--- Start ---

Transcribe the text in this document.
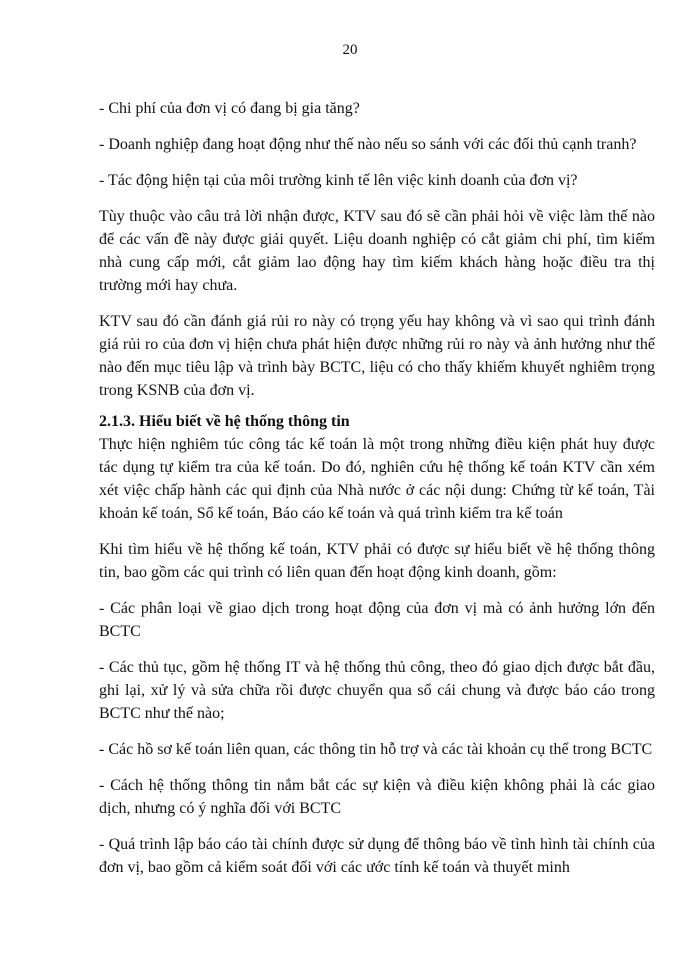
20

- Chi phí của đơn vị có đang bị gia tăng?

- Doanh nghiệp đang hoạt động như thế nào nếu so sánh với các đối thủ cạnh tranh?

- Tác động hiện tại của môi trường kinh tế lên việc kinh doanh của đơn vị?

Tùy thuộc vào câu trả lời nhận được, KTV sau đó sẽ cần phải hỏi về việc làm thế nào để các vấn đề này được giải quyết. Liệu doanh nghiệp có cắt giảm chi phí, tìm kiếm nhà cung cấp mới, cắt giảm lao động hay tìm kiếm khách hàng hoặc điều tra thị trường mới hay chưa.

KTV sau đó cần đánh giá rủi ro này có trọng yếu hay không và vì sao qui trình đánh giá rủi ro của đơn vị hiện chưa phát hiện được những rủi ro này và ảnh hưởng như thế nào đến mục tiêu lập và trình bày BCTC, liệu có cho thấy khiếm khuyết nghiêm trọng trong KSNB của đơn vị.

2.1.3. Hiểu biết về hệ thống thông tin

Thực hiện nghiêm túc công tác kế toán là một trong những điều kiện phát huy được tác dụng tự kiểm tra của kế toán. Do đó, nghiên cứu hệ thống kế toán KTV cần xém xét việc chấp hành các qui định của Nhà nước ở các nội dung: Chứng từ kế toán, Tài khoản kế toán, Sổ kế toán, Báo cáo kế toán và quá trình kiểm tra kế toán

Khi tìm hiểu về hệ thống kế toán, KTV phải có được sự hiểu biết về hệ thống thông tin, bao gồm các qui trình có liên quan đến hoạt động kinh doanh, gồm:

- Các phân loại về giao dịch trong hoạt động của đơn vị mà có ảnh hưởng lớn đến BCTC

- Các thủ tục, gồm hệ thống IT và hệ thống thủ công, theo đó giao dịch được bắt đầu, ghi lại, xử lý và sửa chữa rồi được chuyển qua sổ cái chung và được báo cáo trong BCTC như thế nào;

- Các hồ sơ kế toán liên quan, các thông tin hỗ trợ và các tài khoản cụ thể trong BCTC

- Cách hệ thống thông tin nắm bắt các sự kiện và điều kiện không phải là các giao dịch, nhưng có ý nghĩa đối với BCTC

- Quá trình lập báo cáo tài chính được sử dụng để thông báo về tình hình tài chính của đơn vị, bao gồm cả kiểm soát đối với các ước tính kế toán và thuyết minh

--- End ---
--- Start ---

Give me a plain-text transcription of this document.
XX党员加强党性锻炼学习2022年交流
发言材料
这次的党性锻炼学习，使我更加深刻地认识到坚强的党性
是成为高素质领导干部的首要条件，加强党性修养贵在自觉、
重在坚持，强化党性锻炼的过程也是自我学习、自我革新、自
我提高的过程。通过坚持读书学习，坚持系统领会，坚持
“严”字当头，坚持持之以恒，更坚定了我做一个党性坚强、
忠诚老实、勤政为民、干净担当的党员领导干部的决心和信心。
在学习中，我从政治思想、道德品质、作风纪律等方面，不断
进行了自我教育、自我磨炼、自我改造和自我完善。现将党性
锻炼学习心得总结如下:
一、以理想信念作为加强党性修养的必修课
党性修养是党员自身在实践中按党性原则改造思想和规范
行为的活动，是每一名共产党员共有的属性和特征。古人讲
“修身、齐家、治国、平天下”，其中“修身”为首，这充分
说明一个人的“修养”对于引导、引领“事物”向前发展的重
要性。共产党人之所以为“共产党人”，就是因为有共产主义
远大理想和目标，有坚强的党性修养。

--- End ---

Exercise task >>
Check every line of the listing for the string "quan" and report how many lines have it, as a number alone.

Completed exercise >>
2